::: Source extract :::
Bread and Words are Meant to be Eaten

Posted: July 7, 2021 in Uncategorized

John 6:1-21

Bread and Words are Meant to be Eaten

What is hospitality all about? What do we seek to emulate by taking communion together? Why do we place so much importance on eating together? What is it we think we are contributing to?

I wrote this poem as a possible answer. What if we are  ………….

Entertaining Angels

When people flee from scenes of war and carnage,
when people know terror because of violent rage,
where is the place of sanctuary?

When families are split by conflict,
when wounded victims escape from bloodshed,
where will they find a refuge?

Where else but in the wounded healer,
inspired to welcome the asylum seeker,
encouraged to transform the stranger

When we offer sanctuary to such as the other,
we open the door to the child

To know our heart and home

Jesus often talked about food and gospel writers such as this morning’s storyteller we call John,
often put words in the mouth of Jesus to have him speak about food and eating. But from all the studies that have been undertaken on the ‘historical Jesus’, one thing seems sure – Jesus was not a literalist. He spoke so words would be eaten. When bread and wine are eaten, they become body and blood. They are more metaphor than fact. When body and blood are eaten, they become compassionate deeds. When compassionate deeds are eaten, they become as the Holy One in our neighbour.

Jesus often talked about food. As he moved from place to place he would seek rest in a house.
He would make his way to the cooking space because there he knew he could find food to transform his weariness into new energy and purpose. For it is the cooking space which is the place of transformations…

Brazilian Rubem Alves. suggested that; In the cooking space nothing is allowed to remain the same. Things come in raw, as nature produced them. And they go out different, according to the demands of taste and pleasure. The raw must cease to exist for something different to appear.
The hard must be softened. Smells and tastes which were dormant inside are forced to come out. Cooking is a magic kiss which wakes up sleeping pleasures. In a cooking space everything is a new creature. Everything is made anew. Mouth is the place of eating and drinking long before it is the place of speaking. Companions are those who eat bread and drink wine together.
We are what we eat.

John, our gospel storyteller this morning, consistently takes stories from the oral and written traditions about Jesus and moulds and reshapes them so they make new statements and suggestions about who Jesus was. Bishop John Shelby Spong suggests that these statements
show evidence of a long theological development, and are so poetic and skillfully crafted, they
“cannot possibly have been the literal words of the historic Jesus”

(Spong 1991:186).

While William Loader suggests that what John wanted to say was important, was that Jesus is intimately linked to God. So, for storyteller John, Jesus so much represents God, that divine attributes easily transfer to him, in this the most symbolic of Gospels in our religious tradition.

In our particular story, often called ‘The feeding of the 5000’, storyteller John continues to have 
little sympathy for the crowds who follow because of the so-called ‘miracles’. For they fail to see this story is a sign of something more. For John it seems that when bread and wine are eaten, they become body and blood. When body and blood are eaten, they become new energy and new purpose, transforming weariness into compassionate deeds. When compassionate deeds are eaten, they become as the Holy One in our neighbour. This is akin to the Hebrew understanding of the Passover as an event relived in real time. Each Passover is the liberation of people from bondage. The Passover meal becomes mre than symbol, more that mirackle, it is a new reality.
:::
| Task requirements |
A. Write out everything in the bread and words sermon from "John 6:1-21" down to "we are  ………….".
B. Extend the sermon on bread and words, picking up right after its last sentence.
::: Data shown :::
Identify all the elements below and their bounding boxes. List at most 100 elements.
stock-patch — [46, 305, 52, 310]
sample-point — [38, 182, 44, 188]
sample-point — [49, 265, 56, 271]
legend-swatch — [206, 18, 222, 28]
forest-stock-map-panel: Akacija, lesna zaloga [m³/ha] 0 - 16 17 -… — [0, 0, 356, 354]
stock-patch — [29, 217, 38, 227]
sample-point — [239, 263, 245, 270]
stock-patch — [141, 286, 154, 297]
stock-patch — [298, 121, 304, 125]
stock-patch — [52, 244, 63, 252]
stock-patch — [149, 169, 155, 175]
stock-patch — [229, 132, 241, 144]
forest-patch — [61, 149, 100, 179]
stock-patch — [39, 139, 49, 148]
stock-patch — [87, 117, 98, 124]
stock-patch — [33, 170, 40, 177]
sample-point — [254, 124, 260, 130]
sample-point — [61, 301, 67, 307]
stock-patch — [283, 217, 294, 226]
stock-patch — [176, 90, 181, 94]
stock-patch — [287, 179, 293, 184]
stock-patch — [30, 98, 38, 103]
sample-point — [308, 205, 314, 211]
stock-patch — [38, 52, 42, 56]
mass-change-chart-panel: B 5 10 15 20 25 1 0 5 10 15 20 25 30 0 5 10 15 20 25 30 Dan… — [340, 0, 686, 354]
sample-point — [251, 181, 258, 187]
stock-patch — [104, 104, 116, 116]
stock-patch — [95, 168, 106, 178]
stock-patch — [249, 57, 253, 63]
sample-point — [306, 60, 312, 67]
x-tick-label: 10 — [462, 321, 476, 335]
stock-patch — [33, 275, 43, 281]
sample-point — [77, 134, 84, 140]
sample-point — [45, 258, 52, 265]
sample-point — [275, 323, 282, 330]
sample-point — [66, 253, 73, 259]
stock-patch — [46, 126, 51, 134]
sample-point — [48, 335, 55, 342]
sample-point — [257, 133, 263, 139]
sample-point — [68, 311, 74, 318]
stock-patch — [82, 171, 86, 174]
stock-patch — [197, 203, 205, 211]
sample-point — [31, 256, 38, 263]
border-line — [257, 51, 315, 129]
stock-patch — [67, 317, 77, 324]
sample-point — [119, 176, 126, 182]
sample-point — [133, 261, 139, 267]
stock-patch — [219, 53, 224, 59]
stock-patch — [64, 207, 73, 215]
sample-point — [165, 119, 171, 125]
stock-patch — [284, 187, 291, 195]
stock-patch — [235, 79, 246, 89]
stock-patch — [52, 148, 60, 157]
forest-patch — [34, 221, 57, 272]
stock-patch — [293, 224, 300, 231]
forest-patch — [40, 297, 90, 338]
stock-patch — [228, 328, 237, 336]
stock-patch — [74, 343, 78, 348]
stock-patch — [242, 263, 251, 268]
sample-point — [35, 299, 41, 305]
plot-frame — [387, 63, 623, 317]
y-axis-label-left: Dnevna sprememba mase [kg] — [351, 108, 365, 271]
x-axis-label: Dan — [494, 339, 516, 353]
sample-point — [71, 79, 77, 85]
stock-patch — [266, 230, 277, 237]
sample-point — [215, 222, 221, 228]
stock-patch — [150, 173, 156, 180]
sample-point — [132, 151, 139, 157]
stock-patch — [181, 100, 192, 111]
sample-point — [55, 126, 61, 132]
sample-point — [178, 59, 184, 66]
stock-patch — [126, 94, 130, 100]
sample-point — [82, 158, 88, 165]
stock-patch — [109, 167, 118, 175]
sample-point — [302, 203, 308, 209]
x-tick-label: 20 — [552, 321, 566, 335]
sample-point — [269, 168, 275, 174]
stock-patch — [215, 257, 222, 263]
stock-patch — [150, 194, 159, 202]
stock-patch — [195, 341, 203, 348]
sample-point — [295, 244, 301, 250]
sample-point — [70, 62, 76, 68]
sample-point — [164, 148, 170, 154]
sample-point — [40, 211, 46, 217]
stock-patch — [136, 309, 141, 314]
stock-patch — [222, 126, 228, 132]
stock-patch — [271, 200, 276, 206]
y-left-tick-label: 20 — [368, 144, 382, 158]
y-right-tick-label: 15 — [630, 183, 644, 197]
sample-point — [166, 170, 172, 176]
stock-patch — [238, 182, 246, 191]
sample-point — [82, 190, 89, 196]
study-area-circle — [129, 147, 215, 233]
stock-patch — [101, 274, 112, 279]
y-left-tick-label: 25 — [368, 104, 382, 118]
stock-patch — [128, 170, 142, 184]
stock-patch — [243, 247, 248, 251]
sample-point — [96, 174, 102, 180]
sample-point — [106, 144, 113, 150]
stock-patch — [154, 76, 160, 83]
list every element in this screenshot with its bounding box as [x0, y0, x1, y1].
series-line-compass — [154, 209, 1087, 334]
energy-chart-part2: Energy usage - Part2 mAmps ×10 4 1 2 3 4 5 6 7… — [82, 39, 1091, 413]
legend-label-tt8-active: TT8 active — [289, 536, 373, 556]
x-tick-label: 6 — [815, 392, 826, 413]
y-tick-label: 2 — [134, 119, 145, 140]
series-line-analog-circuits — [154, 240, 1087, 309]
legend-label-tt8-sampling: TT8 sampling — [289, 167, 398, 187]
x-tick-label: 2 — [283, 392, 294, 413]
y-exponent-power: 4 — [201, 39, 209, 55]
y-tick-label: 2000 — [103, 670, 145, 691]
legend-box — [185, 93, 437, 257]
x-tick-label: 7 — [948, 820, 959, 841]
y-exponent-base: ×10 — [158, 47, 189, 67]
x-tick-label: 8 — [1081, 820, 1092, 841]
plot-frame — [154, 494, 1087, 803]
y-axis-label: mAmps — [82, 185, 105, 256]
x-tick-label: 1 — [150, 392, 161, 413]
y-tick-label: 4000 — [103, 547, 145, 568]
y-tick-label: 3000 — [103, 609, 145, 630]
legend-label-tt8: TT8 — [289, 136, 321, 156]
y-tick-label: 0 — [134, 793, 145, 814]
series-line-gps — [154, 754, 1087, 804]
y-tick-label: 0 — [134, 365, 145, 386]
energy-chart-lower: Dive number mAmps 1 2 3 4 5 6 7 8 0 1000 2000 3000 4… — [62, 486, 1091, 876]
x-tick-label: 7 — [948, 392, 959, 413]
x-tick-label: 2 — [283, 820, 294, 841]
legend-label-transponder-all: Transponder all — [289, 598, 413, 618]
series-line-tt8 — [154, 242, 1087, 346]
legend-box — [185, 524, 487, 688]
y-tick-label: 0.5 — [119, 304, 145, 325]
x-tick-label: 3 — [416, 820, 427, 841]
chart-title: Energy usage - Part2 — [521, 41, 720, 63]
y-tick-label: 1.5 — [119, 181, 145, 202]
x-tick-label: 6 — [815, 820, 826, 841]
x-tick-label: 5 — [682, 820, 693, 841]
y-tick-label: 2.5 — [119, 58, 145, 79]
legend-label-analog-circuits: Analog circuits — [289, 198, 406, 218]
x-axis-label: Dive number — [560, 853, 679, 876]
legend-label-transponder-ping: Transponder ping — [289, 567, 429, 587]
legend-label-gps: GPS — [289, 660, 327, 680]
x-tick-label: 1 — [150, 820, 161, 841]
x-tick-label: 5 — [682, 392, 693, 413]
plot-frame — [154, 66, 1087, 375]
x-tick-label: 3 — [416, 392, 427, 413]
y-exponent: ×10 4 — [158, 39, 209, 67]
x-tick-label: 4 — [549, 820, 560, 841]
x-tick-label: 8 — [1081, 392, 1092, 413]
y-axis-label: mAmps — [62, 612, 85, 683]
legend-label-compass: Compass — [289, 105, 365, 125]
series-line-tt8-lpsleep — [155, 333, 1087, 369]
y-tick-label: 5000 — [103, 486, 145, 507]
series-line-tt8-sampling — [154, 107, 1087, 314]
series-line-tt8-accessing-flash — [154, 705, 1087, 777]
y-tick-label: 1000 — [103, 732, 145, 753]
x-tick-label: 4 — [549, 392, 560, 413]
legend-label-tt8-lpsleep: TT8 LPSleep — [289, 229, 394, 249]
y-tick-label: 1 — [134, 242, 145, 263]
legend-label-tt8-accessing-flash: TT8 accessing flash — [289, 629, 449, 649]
:::
| Responses to the tasks |
A.
John 6:1-21

Bread and Words are Meant to be Eaten

What is hospitality all about? What do we seek to emulate by taking communion together? Why do we place so much importance on eating together? What is it we think we are contributing to?

I wrote this poem as a possible answer. What if we are  ………….

B.
Those of you who are familiar with many of the biblical stories will recall that various versions of this story also appear in all the synoptic Gospels – Matthew, Mark and Luke – with a double whammy in Mark. While Mark’s story is probably the earliest each storyteller tells his or her story just a bit differently.

And this is not startling because we would expect this because each story is told  in a different context, to a different audience, with different purposes in mind, by a different storyteller, using different resources – both oral and written. And then there is our different situation and stories and life experiences…

Mark’s second story suggests a compassionate response by Jesus as the ‘shepherd’ of the people. Matthew’s story suggests everything depends on Jesus’ words and authority. Luke’s story suggests the disciples are expected to initiate action. While John suggests to relate to Jesus was to relate to God as the symbolic ‘bread of life’.

There is still much debate as to the author of John’s Gospel and perhaps the nearest to knowing is a comment by Bishop John Spong who suggests that it is a high probability. that “There was obviously a theological giant in this process somewhere, a genius of rare spiritual depth who could weave together this profound narrative” Rightly or wrongly it is safe to say that this is fascinating stuff!

We also think that in times of high anxiety and stress, many so-called religious people
seem to narrow their focus and become more rigid. The decline in Church attendance seems to bear this out as the fundamentalists seem to attract more attention. But despite the narrowing down and the fervour for a metanarrative or single story the storyteller will have none of that crude, narrowing focus. He paints a big and broad and colourful picture of the one called Jesus of Nazareth, identified as the Christ. The author, through his life experiences found a unique way to tell this Jesus story that contrasted sharply with and separated it from, the other Gospel stories. Through sign and symbol, beyond literalism, and fired by imagination, the storyteller invites his listeners to sense the very real present-ness of God in Jesus. For him, Jesus is “the doorway into God”.

It is a pity that those who seek to defend biblical truth, today be it on matters of food, Jesus, or human sexuality, “so often fail to comprehend the gospel’s message” and distort the story by literalizing it and claiming a factual truth that traps it in historic calcified thinking which affects its authenticity and contributes to further decline in attendance. Gospels by their very nature are living dynamic evolving expressions of truth and should never become and ossified institution.

In the words of Yuval Harari, who wrote The Sapiens ‘A brief history of Humankind’ ‘I encourage all of us whatever our beliefs, to question the basic narratives of our world, to connect past developments with present concerns, and not to be afraid of controversial issues”.

To leave you with a question yet to be answered. Did the first cooked meals help fuel the dramatic evolutionary expansion of the human brain?

Becoming Angels

When people flee from imagination and symbol,
when people choose apathy over engagement,
where is the picture of a new tomorrow?

When humanity is split by difference,
when wounded minds escape from responsibility,
where will they find a future?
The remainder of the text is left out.